**TO DO**
Extract each line of the records that contains the string "Gefell", matching case exactly.

(Page element annotations)

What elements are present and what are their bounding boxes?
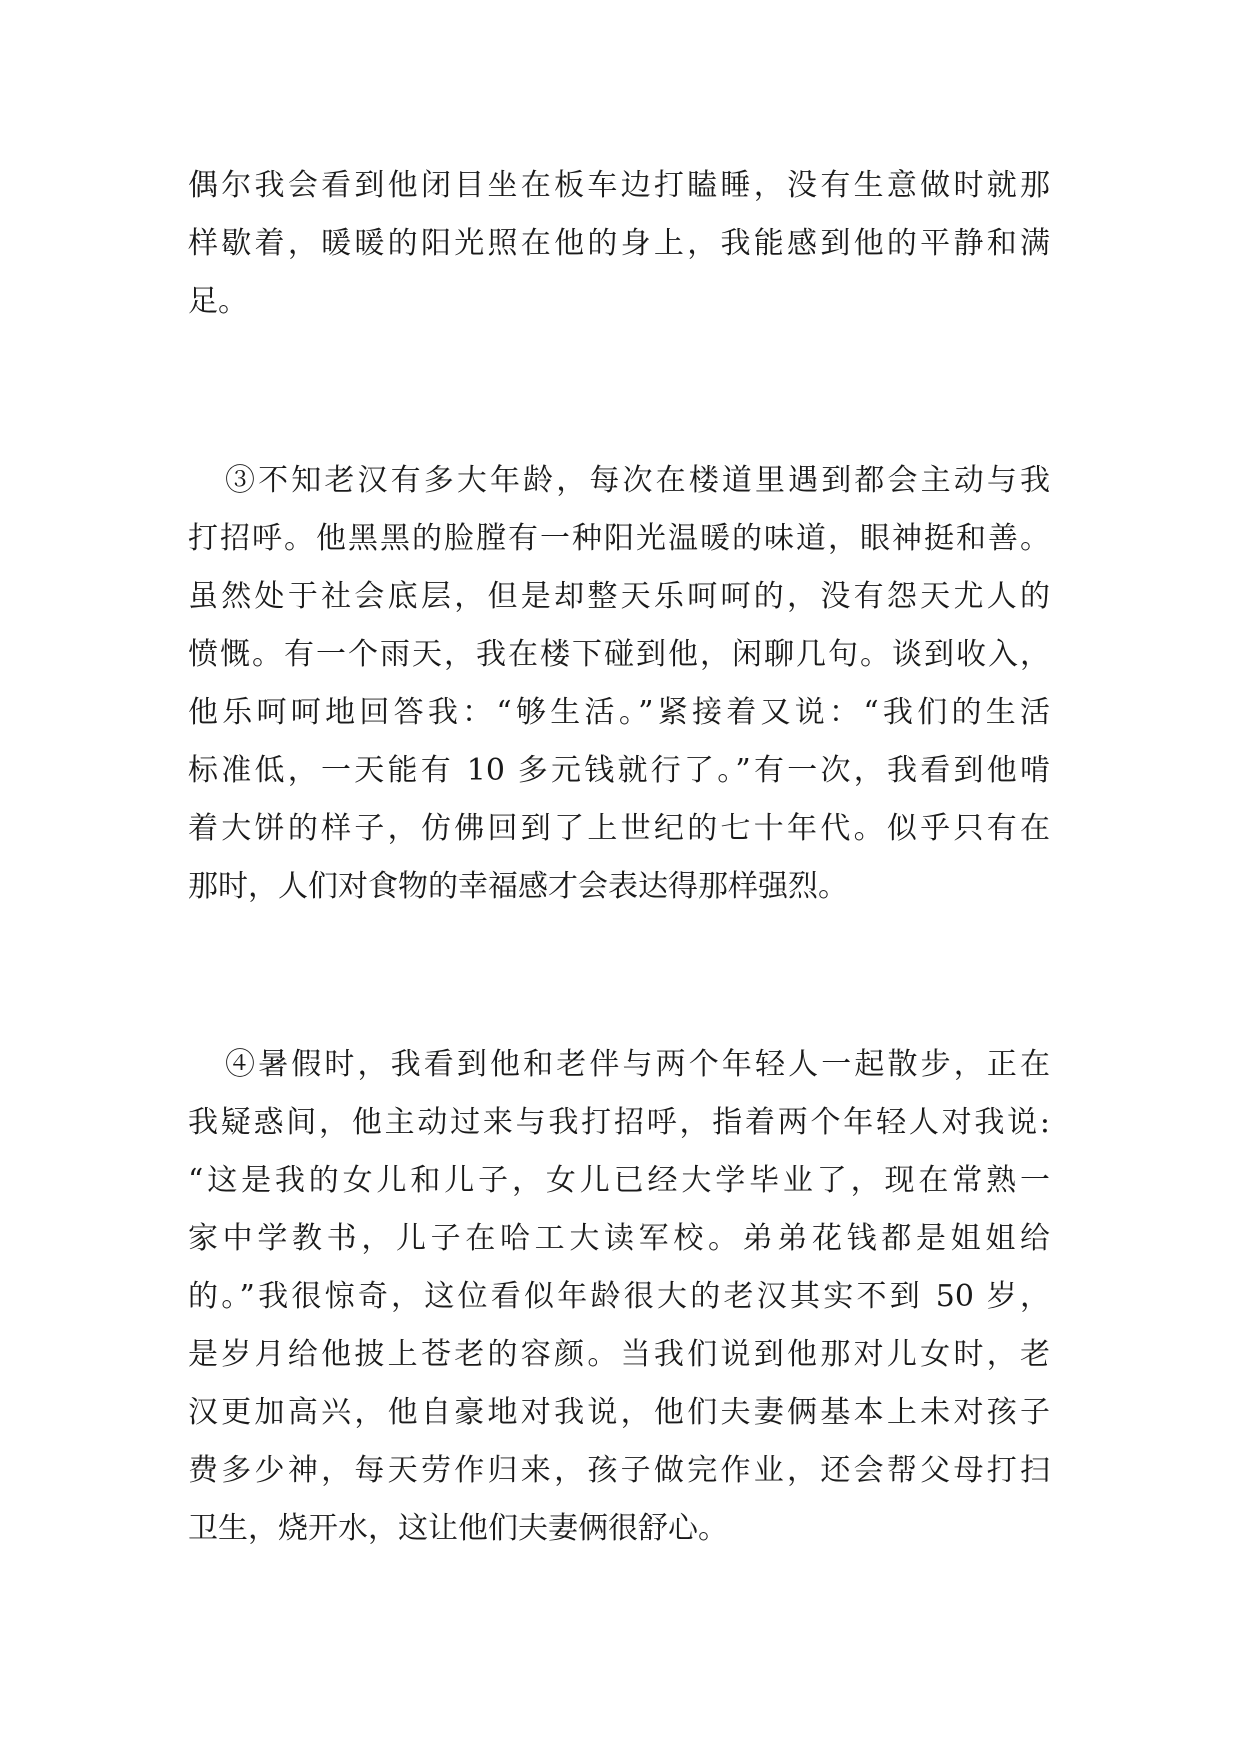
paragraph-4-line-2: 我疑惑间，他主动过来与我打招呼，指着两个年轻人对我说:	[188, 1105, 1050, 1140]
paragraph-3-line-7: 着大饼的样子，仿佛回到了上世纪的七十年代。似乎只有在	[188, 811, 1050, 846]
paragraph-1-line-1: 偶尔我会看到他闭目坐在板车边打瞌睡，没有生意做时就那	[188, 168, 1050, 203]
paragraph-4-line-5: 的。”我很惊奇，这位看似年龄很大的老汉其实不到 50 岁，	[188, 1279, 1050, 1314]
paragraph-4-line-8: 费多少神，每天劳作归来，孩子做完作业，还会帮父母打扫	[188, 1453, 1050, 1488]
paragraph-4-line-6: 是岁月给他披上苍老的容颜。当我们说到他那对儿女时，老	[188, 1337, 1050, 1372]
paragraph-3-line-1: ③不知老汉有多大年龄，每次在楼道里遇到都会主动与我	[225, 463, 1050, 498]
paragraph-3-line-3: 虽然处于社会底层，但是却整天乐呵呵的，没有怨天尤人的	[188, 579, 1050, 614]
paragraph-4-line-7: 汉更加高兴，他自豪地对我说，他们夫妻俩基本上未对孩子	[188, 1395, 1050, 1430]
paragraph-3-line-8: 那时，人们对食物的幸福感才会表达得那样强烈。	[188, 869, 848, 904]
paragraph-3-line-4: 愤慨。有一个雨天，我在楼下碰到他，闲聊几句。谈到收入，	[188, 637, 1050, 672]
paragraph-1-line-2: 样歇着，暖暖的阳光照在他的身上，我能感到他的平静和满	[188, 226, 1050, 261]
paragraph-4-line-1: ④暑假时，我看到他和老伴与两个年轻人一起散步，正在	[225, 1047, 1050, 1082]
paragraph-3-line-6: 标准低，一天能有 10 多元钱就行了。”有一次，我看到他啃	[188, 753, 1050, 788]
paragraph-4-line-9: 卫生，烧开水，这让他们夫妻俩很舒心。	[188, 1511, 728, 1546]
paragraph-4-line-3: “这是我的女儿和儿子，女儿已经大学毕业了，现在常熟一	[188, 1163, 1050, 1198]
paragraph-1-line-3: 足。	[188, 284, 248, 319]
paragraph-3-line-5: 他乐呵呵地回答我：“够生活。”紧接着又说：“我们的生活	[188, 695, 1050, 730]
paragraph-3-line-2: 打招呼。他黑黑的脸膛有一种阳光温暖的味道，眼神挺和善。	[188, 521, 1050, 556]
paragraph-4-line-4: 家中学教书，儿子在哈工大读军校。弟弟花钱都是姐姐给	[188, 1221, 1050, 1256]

==

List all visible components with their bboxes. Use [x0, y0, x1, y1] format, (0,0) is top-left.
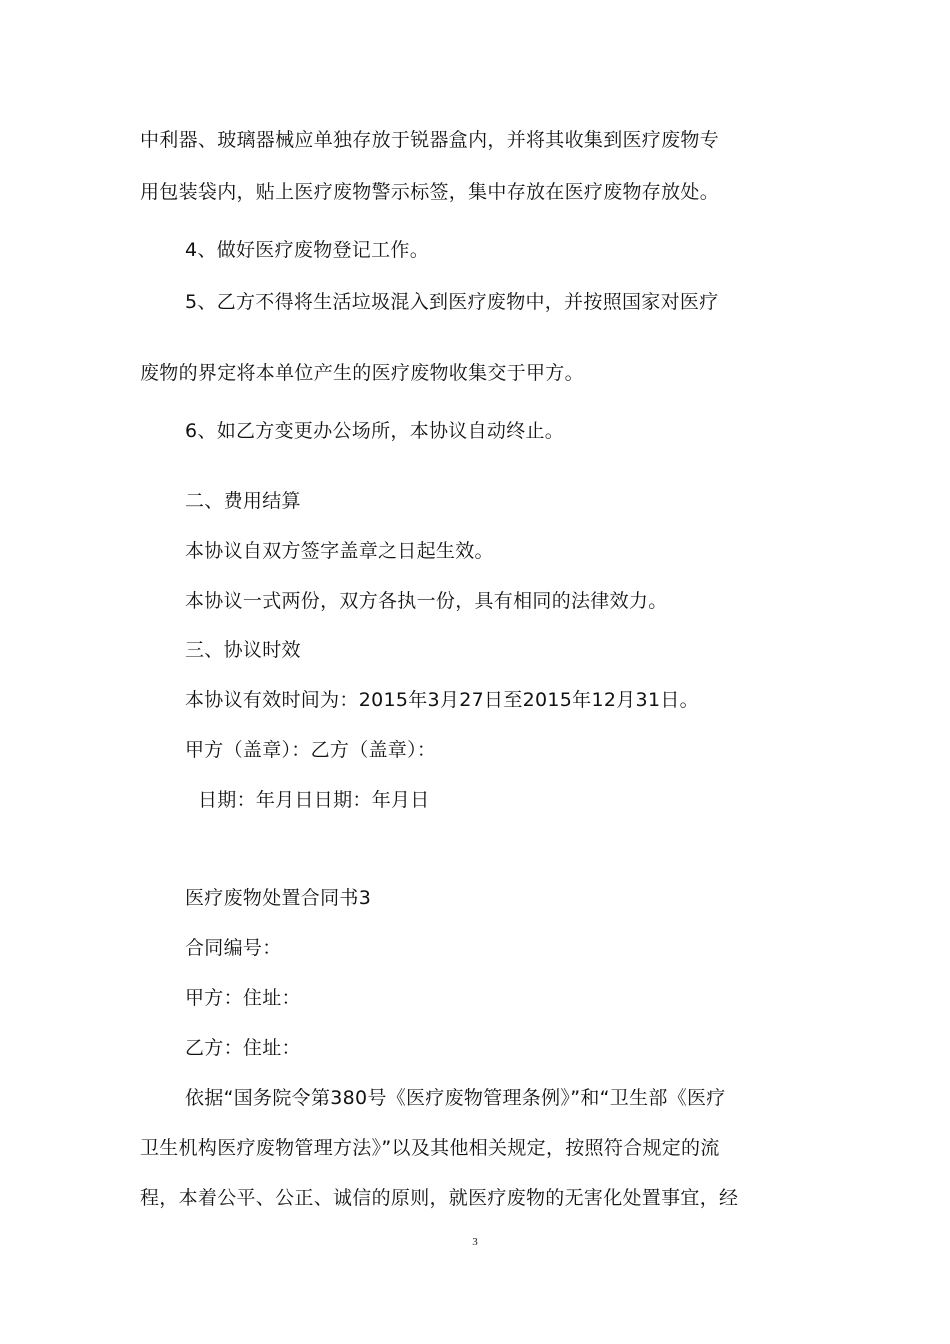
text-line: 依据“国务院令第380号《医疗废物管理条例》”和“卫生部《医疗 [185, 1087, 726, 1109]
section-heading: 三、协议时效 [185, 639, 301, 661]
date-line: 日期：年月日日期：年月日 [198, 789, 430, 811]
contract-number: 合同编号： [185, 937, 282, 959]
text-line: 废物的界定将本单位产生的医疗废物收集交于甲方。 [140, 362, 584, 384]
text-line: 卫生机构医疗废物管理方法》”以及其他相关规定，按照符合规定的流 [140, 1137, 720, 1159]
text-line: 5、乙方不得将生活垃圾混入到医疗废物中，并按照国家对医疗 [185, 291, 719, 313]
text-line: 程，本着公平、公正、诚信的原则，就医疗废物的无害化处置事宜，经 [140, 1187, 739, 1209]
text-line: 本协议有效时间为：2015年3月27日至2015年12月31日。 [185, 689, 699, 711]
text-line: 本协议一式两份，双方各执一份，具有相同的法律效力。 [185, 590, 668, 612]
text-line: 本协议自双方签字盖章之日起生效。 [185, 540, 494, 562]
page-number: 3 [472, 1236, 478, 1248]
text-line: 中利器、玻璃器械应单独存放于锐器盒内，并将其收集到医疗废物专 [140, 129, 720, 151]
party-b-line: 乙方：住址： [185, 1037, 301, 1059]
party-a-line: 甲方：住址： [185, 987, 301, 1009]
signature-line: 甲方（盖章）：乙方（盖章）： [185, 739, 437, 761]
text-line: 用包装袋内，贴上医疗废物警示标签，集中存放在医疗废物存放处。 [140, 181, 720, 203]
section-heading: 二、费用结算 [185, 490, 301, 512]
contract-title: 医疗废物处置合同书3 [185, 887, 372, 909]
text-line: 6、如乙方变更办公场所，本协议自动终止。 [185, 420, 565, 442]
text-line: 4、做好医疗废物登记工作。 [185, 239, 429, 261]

* * *

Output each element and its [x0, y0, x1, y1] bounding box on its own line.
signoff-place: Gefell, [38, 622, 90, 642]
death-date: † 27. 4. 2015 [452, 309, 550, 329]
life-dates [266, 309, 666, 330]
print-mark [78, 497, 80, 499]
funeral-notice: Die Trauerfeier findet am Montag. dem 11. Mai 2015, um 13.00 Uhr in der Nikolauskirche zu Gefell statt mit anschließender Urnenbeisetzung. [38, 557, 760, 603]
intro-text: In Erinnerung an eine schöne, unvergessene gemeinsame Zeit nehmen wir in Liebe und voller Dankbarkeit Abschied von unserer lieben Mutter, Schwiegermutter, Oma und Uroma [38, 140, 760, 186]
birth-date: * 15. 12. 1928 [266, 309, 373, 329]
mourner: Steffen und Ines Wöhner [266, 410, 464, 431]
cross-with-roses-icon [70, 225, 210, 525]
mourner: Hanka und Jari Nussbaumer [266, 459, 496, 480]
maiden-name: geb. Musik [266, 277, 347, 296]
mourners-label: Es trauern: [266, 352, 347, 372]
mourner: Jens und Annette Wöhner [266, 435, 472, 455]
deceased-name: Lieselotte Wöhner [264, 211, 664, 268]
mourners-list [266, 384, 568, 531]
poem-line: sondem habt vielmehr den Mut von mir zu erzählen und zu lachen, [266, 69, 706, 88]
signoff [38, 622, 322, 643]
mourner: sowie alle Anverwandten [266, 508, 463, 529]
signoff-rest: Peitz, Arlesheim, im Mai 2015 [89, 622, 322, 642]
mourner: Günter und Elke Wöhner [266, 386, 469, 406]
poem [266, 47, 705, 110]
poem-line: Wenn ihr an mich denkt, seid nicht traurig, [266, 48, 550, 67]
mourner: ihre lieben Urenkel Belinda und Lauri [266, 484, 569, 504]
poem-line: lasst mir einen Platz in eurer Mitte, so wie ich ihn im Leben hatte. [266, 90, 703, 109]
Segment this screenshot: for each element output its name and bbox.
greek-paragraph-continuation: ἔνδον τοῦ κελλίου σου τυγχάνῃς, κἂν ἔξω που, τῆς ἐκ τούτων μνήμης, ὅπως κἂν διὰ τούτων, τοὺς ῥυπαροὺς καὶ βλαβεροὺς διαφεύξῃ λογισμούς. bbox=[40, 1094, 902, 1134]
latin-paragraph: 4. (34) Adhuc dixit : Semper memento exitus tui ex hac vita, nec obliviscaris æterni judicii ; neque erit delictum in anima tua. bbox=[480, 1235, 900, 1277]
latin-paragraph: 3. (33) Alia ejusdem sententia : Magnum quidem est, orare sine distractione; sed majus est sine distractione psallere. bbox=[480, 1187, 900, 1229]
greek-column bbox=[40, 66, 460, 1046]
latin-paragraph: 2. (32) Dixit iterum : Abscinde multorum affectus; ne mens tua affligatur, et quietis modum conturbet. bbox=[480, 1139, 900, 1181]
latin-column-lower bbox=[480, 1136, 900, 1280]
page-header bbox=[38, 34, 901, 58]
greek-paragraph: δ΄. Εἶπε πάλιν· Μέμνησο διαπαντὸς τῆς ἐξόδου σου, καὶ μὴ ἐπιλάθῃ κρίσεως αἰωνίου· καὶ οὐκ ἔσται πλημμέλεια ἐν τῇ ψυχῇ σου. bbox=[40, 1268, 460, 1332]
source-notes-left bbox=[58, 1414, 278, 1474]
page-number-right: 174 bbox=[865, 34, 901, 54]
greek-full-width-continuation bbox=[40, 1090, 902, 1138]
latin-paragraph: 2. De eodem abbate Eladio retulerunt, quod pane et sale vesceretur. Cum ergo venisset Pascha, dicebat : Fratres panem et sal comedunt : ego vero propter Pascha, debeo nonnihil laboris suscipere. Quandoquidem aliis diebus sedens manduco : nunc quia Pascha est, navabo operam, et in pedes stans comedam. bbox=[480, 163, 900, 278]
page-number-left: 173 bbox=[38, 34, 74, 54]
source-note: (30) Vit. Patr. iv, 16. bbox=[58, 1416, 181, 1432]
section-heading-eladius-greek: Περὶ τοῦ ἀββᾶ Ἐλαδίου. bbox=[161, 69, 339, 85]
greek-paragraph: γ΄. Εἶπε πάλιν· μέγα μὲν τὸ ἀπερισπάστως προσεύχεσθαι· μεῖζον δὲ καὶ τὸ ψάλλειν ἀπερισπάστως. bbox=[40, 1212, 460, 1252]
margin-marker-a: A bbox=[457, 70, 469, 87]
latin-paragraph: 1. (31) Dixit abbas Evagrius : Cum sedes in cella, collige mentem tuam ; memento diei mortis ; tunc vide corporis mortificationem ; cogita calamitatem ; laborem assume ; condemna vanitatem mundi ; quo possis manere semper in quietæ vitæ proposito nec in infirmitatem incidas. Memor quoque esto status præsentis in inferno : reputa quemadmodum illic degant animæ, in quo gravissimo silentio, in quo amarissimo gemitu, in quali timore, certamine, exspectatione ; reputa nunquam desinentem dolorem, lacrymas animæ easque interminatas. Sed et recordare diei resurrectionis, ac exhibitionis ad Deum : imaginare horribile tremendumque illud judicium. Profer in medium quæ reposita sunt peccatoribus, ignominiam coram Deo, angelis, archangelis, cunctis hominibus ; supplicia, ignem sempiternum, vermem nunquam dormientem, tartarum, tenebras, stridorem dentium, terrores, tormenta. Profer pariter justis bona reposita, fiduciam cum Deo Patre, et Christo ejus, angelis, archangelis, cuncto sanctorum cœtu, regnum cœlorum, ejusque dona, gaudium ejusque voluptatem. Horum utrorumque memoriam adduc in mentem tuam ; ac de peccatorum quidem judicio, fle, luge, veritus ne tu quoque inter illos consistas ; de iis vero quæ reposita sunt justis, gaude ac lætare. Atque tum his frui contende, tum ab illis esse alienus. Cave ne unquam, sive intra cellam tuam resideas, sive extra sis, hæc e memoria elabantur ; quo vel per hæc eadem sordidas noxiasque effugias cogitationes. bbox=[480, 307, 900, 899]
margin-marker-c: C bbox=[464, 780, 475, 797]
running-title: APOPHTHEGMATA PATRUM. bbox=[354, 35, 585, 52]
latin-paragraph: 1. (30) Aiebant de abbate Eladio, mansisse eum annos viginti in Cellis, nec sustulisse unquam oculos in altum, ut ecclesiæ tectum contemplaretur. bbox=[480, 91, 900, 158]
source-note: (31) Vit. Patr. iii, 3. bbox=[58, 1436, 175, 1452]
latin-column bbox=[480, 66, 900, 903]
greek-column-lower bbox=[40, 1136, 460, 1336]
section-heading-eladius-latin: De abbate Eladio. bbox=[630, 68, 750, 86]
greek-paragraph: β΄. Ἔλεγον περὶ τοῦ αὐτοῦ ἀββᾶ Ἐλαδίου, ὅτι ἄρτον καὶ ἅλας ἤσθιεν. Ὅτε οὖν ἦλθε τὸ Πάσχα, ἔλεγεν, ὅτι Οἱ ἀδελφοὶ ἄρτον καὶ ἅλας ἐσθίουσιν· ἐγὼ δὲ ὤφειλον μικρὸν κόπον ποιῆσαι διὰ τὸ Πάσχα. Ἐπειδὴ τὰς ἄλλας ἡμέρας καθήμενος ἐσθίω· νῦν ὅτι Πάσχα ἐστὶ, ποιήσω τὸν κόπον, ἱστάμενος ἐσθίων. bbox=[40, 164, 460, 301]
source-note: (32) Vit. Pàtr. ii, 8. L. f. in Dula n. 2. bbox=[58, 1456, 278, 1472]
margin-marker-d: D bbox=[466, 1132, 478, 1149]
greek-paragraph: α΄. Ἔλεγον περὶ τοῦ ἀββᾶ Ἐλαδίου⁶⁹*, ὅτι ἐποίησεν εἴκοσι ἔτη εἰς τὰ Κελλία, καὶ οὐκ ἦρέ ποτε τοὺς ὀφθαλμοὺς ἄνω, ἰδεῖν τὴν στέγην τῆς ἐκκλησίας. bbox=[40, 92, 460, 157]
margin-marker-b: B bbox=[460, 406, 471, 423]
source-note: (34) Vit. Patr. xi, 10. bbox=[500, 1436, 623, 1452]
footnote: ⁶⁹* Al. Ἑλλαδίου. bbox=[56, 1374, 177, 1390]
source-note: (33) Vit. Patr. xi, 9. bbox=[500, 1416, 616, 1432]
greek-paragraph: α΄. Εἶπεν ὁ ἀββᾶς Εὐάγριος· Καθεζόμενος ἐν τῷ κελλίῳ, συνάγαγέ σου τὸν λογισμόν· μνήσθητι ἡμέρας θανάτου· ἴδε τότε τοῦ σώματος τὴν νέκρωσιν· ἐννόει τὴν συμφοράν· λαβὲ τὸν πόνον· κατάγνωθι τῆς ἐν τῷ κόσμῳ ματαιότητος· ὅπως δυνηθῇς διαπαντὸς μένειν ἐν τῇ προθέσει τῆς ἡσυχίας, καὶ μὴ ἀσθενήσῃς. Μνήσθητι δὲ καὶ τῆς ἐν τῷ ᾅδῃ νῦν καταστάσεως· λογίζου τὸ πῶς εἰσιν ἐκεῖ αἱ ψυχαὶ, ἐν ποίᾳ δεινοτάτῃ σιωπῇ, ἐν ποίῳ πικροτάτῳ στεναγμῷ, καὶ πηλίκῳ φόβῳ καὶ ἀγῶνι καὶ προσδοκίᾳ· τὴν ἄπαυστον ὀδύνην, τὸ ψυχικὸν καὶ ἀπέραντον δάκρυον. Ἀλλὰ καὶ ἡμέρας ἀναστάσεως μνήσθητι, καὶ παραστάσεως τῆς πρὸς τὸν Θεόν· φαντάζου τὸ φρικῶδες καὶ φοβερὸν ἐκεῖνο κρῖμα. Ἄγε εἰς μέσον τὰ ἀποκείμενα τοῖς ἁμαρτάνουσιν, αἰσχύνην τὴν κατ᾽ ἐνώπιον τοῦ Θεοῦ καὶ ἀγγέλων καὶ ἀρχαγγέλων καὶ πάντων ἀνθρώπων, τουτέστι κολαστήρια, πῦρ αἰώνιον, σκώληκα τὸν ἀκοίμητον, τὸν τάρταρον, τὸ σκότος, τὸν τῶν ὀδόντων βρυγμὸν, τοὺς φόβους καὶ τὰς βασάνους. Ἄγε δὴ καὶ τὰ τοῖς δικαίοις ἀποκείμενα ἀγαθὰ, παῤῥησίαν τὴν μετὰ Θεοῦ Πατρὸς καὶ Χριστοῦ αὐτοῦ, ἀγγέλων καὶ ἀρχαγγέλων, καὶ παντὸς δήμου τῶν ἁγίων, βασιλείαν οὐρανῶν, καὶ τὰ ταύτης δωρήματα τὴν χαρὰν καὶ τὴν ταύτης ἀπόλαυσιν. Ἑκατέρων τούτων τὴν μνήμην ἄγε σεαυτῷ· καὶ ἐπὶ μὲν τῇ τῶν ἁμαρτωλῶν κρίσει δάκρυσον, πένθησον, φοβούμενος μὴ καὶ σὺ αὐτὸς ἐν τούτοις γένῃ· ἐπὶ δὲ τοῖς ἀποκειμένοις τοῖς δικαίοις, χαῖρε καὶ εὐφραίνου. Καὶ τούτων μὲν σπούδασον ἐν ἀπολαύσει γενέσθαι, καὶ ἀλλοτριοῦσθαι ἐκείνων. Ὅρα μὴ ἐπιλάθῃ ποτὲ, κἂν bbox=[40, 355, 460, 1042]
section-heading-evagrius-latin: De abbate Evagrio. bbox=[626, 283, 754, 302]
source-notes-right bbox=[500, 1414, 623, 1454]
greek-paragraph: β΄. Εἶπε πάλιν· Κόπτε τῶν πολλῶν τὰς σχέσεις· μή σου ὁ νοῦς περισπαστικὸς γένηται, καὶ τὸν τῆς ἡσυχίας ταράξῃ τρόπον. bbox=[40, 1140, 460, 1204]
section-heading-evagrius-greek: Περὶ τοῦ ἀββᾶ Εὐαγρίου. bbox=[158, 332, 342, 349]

**SOLUTION**
signoff-place: Gefell, [38, 622, 90, 642]
funeral-notice: Die Trauerfeier findet am Montag. dem 11. Mai 2015, um 13.00 Uhr in der Nikolauskirche zu Gefell statt mit anschließender Urnenbeisetzung. [38, 557, 760, 603]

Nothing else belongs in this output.